▸ Work to be completed: The lines to transcribe begin with the one containing "Extract the structured" and end with the last line below; reproduce them exactly, without the pictures.

▸ Material provided:
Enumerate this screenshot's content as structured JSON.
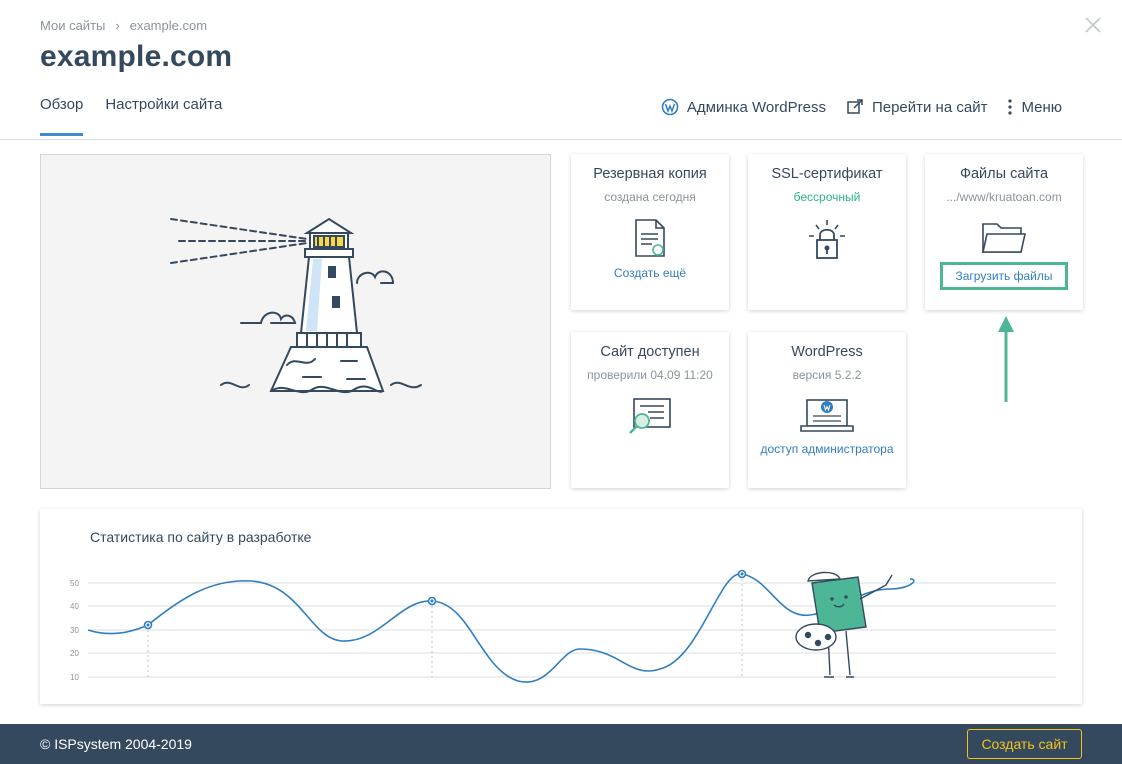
{
  "breadcrumb": {
    "root": "Мои сайты",
    "separator": "›",
    "current": "example.com"
  },
  "page_title": "example.com",
  "tabs": [
    {
      "label": "Обзор",
      "active": true
    },
    {
      "label": "Настройки сайта",
      "active": false
    }
  ],
  "actions": {
    "wp_admin": "Админка WordPress",
    "goto_site": "Перейти на сайт",
    "menu": "Меню"
  },
  "cards": {
    "backup": {
      "title": "Резервная копия",
      "subtitle": "создана сегодня",
      "link": "Создать ещё"
    },
    "ssl": {
      "title": "SSL-сертификат",
      "subtitle": "бессрочный"
    },
    "files": {
      "title": "Файлы сайта",
      "subtitle": ".../www/kruatoan.com",
      "button": "Загрузить файлы"
    },
    "available": {
      "title": "Сайт доступен",
      "subtitle": "проверили 04.09 11:20"
    },
    "wordpress": {
      "title": "WordPress",
      "subtitle": "версия 5.2.2",
      "link": "доступ администратора"
    }
  },
  "stats": {
    "title": "Статистика по сайту в разработке",
    "y_ticks": [
      "50",
      "40",
      "30",
      "20",
      "10"
    ]
  },
  "footer": {
    "copyright": "© ISPsystem 2004-2019",
    "create_button": "Создать сайт"
  },
  "colors": {
    "accent": "#3d8bd3",
    "highlight": "#4db696",
    "footer": "#34495e",
    "cta": "#f0c419"
  },
  "icons": [
    "close-icon",
    "wordpress-icon",
    "external-link-icon",
    "kebab-menu-icon",
    "document-icon",
    "lock-icon",
    "folder-icon",
    "search-certificate-icon",
    "laptop-wordpress-icon",
    "lighthouse-illustration",
    "arrow-up-icon"
  ]
}
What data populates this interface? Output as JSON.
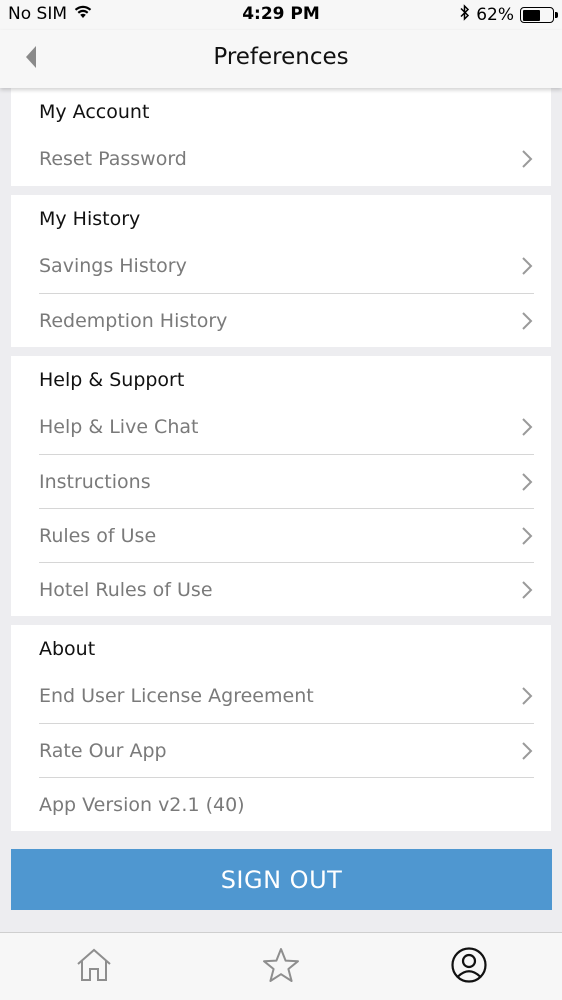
{
  "status_bar": {
    "carrier": "No SIM",
    "time": "4:29 PM",
    "battery": "62%",
    "battery_level": 0.62
  },
  "nav": {
    "title": "Preferences"
  },
  "sections": [
    {
      "title": "My Account",
      "items": [
        {
          "label": "Reset Password",
          "chevron": true
        }
      ]
    },
    {
      "title": "My History",
      "items": [
        {
          "label": "Savings History",
          "chevron": true
        },
        {
          "label": "Redemption History",
          "chevron": true
        }
      ]
    },
    {
      "title": "Help & Support",
      "items": [
        {
          "label": "Help & Live Chat",
          "chevron": true
        },
        {
          "label": "Instructions",
          "chevron": true
        },
        {
          "label": "Rules of Use",
          "chevron": true
        },
        {
          "label": "Hotel Rules of Use",
          "chevron": true
        }
      ]
    },
    {
      "title": "About",
      "items": [
        {
          "label": "End User License Agreement",
          "chevron": true
        },
        {
          "label": "Rate Our App",
          "chevron": true
        },
        {
          "label": "App Version v2.1 (40)",
          "chevron": false
        }
      ]
    }
  ],
  "sign_out_label": "SIGN OUT",
  "tabs": [
    {
      "icon": "home-icon",
      "active": false
    },
    {
      "icon": "star-icon",
      "active": false
    },
    {
      "icon": "profile-icon",
      "active": true
    }
  ],
  "colors": {
    "accent": "#4f97d0",
    "background": "#ededf0"
  }
}
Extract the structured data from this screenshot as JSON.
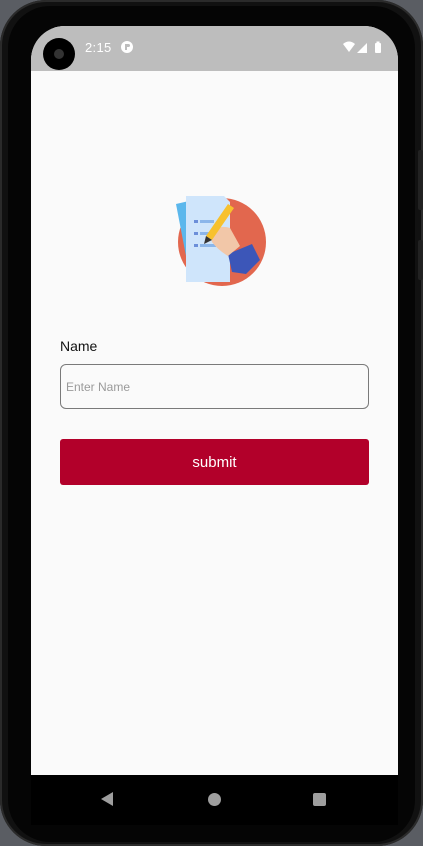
{
  "status_bar": {
    "time": "2:15",
    "icons": [
      "camera-icon",
      "notification-icon",
      "wifi-icon",
      "signal-icon",
      "battery-icon"
    ]
  },
  "app": {
    "logo_icon": "document-writing-icon",
    "name_label": "Name",
    "name_input": {
      "value": "",
      "placeholder": "Enter Name"
    },
    "submit_label": "submit",
    "colors": {
      "accent": "#b2002a",
      "background": "#fafafa",
      "status_bar": "#bdbdbd"
    }
  },
  "nav_bar": {
    "icons": [
      "back-icon",
      "home-icon",
      "recents-icon"
    ]
  }
}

▸ Answer below:
Extract the structured data from this screenshot as JSON.
{
  "status_bar": {
    "time": "2:15",
    "icons": [
      "camera-icon",
      "notification-icon",
      "wifi-icon",
      "signal-icon",
      "battery-icon"
    ]
  },
  "app": {
    "logo_icon": "document-writing-icon",
    "name_label": "Name",
    "name_input": {
      "value": "",
      "placeholder": "Enter Name"
    },
    "submit_label": "submit",
    "colors": {
      "accent": "#b2002a",
      "background": "#fafafa",
      "status_bar": "#bdbdbd"
    }
  },
  "nav_bar": {
    "icons": [
      "back-icon",
      "home-icon",
      "recents-icon"
    ]
  }
}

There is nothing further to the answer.